**Given records**

## BEGIN

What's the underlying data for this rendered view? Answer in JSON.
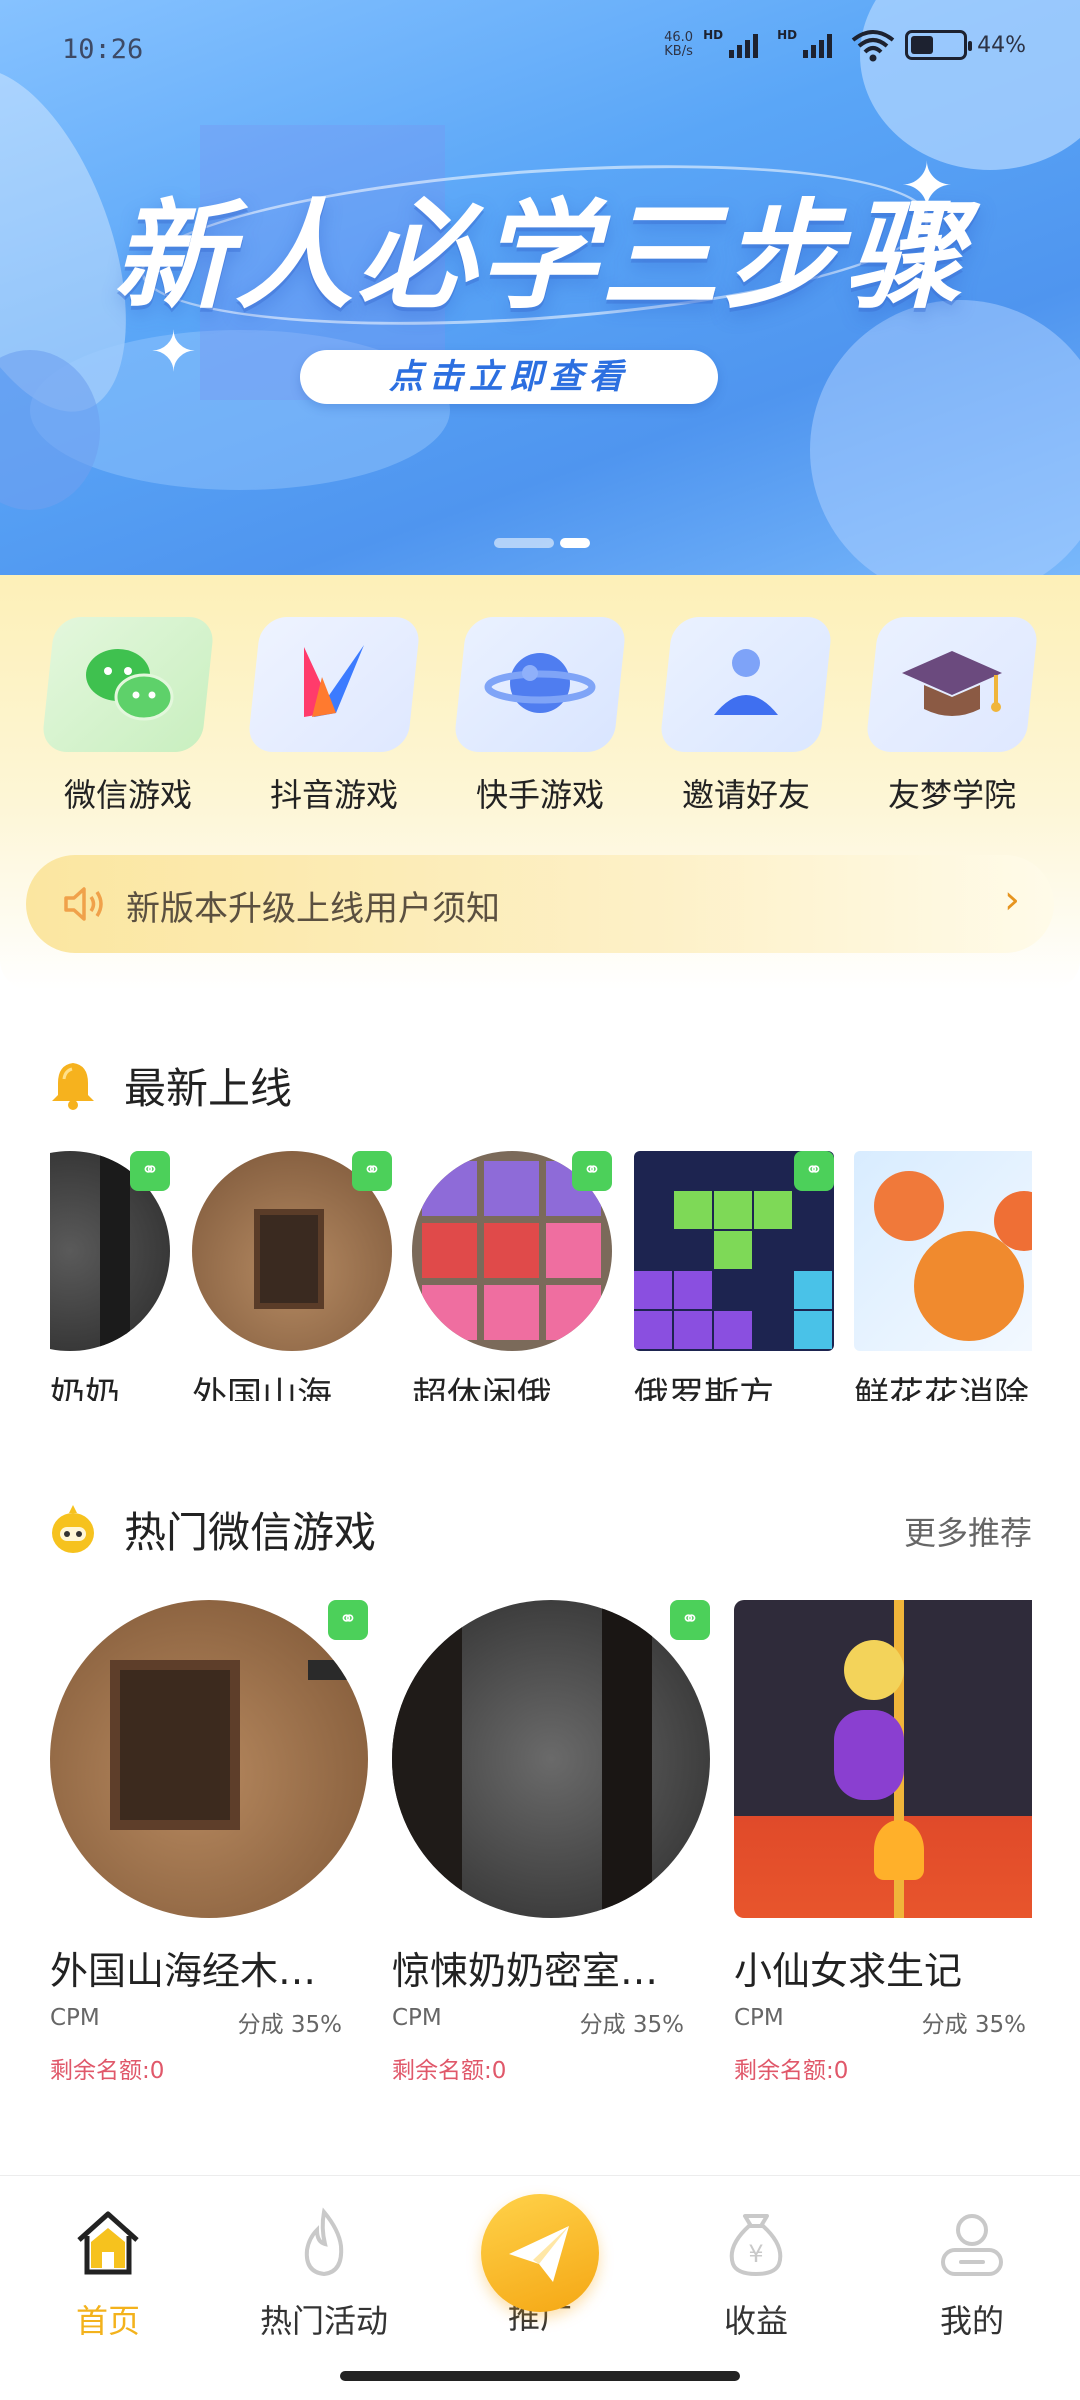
{
  "status_bar": {
    "time": "10:26",
    "net_speed_top": "46.0",
    "net_speed_bottom": "KB/s",
    "hd1": "HD",
    "hd2": "HD",
    "battery_percent": "44",
    "battery_label": "44%"
  },
  "banner": {
    "title": "新人必学三步骤",
    "cta": "点击立即查看",
    "slide_count": 2,
    "active_slide": 2
  },
  "quick_menu": [
    {
      "label": "微信游戏",
      "icon": "wechat-icon"
    },
    {
      "label": "抖音游戏",
      "icon": "douyin-icon"
    },
    {
      "label": "快手游戏",
      "icon": "kuaishou-planet-icon"
    },
    {
      "label": "邀请好友",
      "icon": "invite-user-icon"
    },
    {
      "label": "友梦学院",
      "icon": "graduation-cap-icon"
    }
  ],
  "notice": {
    "text": "新版本升级上线用户须知",
    "icon": "speaker-icon",
    "arrow": "›"
  },
  "latest": {
    "title": "最新上线",
    "icon": "bell-icon",
    "items": [
      {
        "title": "奶奶…"
      },
      {
        "title": "外国山海…"
      },
      {
        "title": "超休闲俄…"
      },
      {
        "title": "俄罗斯方…"
      },
      {
        "title": "鲜花花消除"
      }
    ]
  },
  "hot_wechat": {
    "title": "热门微信游戏",
    "more": "更多推荐",
    "icon": "mascot-icon",
    "items": [
      {
        "title": "外国山海经木…",
        "metric": "CPM",
        "share": "分成 35%",
        "remain": "剩余名额:0"
      },
      {
        "title": "惊悚奶奶密室…",
        "metric": "CPM",
        "share": "分成 35%",
        "remain": "剩余名额:0"
      },
      {
        "title": "小仙女求生记",
        "metric": "CPM",
        "share": "分成 35%",
        "remain": "剩余名额:0"
      }
    ]
  },
  "tabbar": [
    {
      "label": "首页",
      "icon": "home-icon",
      "active": true
    },
    {
      "label": "热门活动",
      "icon": "flame-icon",
      "active": false
    },
    {
      "label": "推广",
      "icon": "paper-plane-icon",
      "active": false
    },
    {
      "label": "收益",
      "icon": "money-bag-icon",
      "active": false
    },
    {
      "label": "我的",
      "icon": "profile-icon",
      "active": false
    }
  ],
  "colors": {
    "accent": "#f3b21c",
    "remain_red": "#e0586a",
    "banner_blue": "#5aa6f7",
    "badge_green": "#4cd05a"
  }
}
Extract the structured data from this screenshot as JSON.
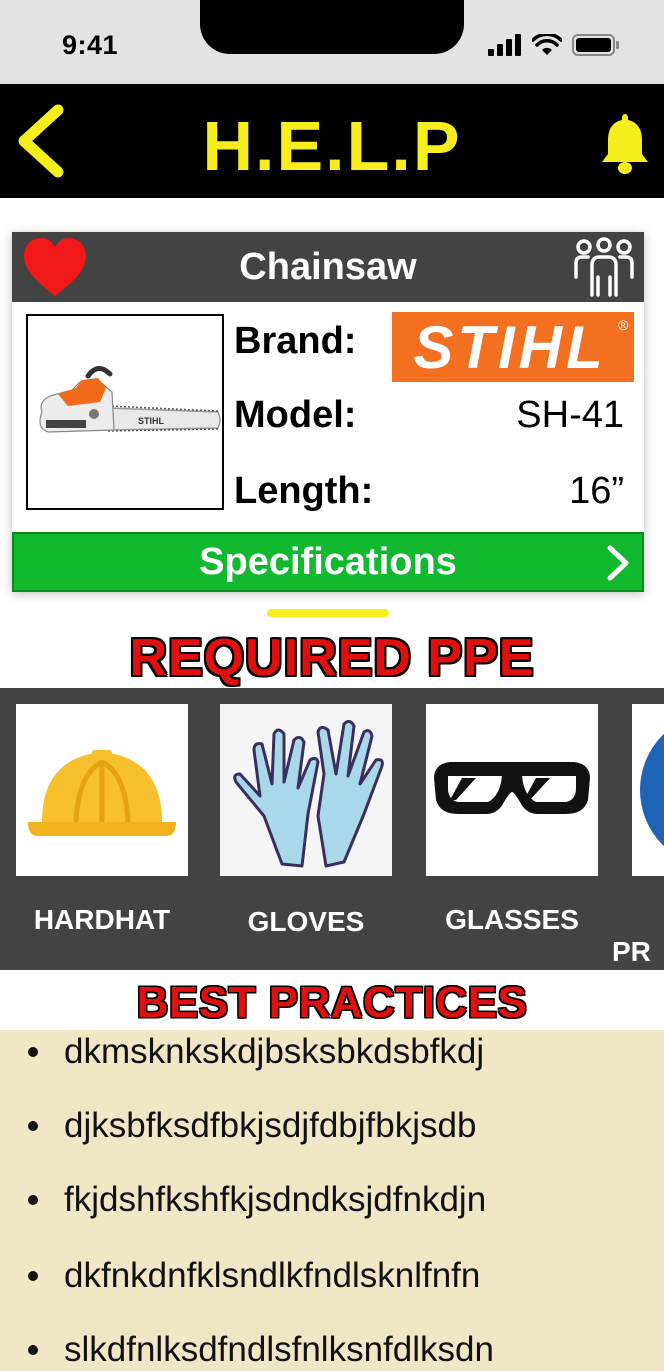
{
  "status_bar": {
    "time": "9:41"
  },
  "header": {
    "title": "H.E.L.P",
    "accent_color": "#f6ef1d"
  },
  "tool": {
    "name": "Chainsaw",
    "brand_label": "Brand:",
    "brand_logo_text": "STIHL",
    "brand_logo_mark": "®",
    "model_label": "Model:",
    "model_value": "SH-41",
    "length_label": "Length:",
    "length_value": "16”",
    "image_caption_text": "STIHL",
    "specifications_label": "Specifications"
  },
  "ppe": {
    "title": "REQUIRED PPE",
    "items": [
      {
        "label": "HARDHAT",
        "icon": "hardhat-icon"
      },
      {
        "label": "GLOVES",
        "icon": "gloves-icon"
      },
      {
        "label": "GLASSES",
        "icon": "glasses-icon"
      },
      {
        "label": "PR",
        "icon": "partial-blue-icon"
      }
    ]
  },
  "best_practices": {
    "title": "BEST PRACTICES",
    "items": [
      "dkmsknkskdjbsksbkdsbfkdj",
      "djksbfksdfbkjsdjfdbjfbkjsdb",
      "fkjdshfkshfkjsdndksjdfnkdjn",
      "dkfnkdnfklsndlkfndlsknlfnfn",
      "slkdfnlksdfndlsfnlksnfdlksdn"
    ]
  },
  "colors": {
    "header_bg": "#000000",
    "card_header_bg": "#434343",
    "spec_button": "#11b92f",
    "brand_orange": "#f37021",
    "ppe_title_red": "#e01010",
    "bp_bg": "#f1e7c6"
  }
}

## END

**Short problem**
Every record above should be transcribed exactly; the pictures stay out of the copy.

**Exercise solution**
What's the underlying data for this rendered view? Answer in JSON.
{
  "status_bar": {
    "time": "10:26",
    "net_speed_top": "46.0",
    "net_speed_bottom": "KB/s",
    "hd1": "HD",
    "hd2": "HD",
    "battery_percent": "44",
    "battery_label": "44%"
  },
  "banner": {
    "title": "新人必学三步骤",
    "cta": "点击立即查看",
    "slide_count": 2,
    "active_slide": 2
  },
  "quick_menu": [
    {
      "label": "微信游戏",
      "icon": "wechat-icon"
    },
    {
      "label": "抖音游戏",
      "icon": "douyin-icon"
    },
    {
      "label": "快手游戏",
      "icon": "kuaishou-planet-icon"
    },
    {
      "label": "邀请好友",
      "icon": "invite-user-icon"
    },
    {
      "label": "友梦学院",
      "icon": "graduation-cap-icon"
    }
  ],
  "notice": {
    "text": "新版本升级上线用户须知",
    "icon": "speaker-icon",
    "arrow": "›"
  },
  "latest": {
    "title": "最新上线",
    "icon": "bell-icon",
    "items": [
      {
        "title": "奶奶…"
      },
      {
        "title": "外国山海…"
      },
      {
        "title": "超休闲俄…"
      },
      {
        "title": "俄罗斯方…"
      },
      {
        "title": "鲜花花消除"
      }
    ]
  },
  "hot_wechat": {
    "title": "热门微信游戏",
    "more": "更多推荐",
    "icon": "mascot-icon",
    "items": [
      {
        "title": "外国山海经木…",
        "metric": "CPM",
        "share": "分成 35%",
        "remain": "剩余名额:0"
      },
      {
        "title": "惊悚奶奶密室…",
        "metric": "CPM",
        "share": "分成 35%",
        "remain": "剩余名额:0"
      },
      {
        "title": "小仙女求生记",
        "metric": "CPM",
        "share": "分成 35%",
        "remain": "剩余名额:0"
      }
    ]
  },
  "tabbar": [
    {
      "label": "首页",
      "icon": "home-icon",
      "active": true
    },
    {
      "label": "热门活动",
      "icon": "flame-icon",
      "active": false
    },
    {
      "label": "推广",
      "icon": "paper-plane-icon",
      "active": false
    },
    {
      "label": "收益",
      "icon": "money-bag-icon",
      "active": false
    },
    {
      "label": "我的",
      "icon": "profile-icon",
      "active": false
    }
  ],
  "colors": {
    "accent": "#f3b21c",
    "remain_red": "#e0586a",
    "banner_blue": "#5aa6f7",
    "badge_green": "#4cd05a"
  }
}
Extract the structured data from this screenshot as JSON.
{
  "status_bar": {
    "time": "9:41"
  },
  "header": {
    "title": "H.E.L.P",
    "accent_color": "#f6ef1d"
  },
  "tool": {
    "name": "Chainsaw",
    "brand_label": "Brand:",
    "brand_logo_text": "STIHL",
    "brand_logo_mark": "®",
    "model_label": "Model:",
    "model_value": "SH-41",
    "length_label": "Length:",
    "length_value": "16”",
    "image_caption_text": "STIHL",
    "specifications_label": "Specifications"
  },
  "ppe": {
    "title": "REQUIRED PPE",
    "items": [
      {
        "label": "HARDHAT",
        "icon": "hardhat-icon"
      },
      {
        "label": "GLOVES",
        "icon": "gloves-icon"
      },
      {
        "label": "GLASSES",
        "icon": "glasses-icon"
      },
      {
        "label": "PR",
        "icon": "partial-blue-icon"
      }
    ]
  },
  "best_practices": {
    "title": "BEST PRACTICES",
    "items": [
      "dkmsknkskdjbsksbkdsbfkdj",
      "djksbfksdfbkjsdjfdbjfbkjsdb",
      "fkjdshfkshfkjsdndksjdfnkdjn",
      "dkfnkdnfklsndlkfndlsknlfnfn",
      "slkdfnlksdfndlsfnlksnfdlksdn"
    ]
  },
  "colors": {
    "header_bg": "#000000",
    "card_header_bg": "#434343",
    "spec_button": "#11b92f",
    "brand_orange": "#f37021",
    "ppe_title_red": "#e01010",
    "bp_bg": "#f1e7c6"
  }
}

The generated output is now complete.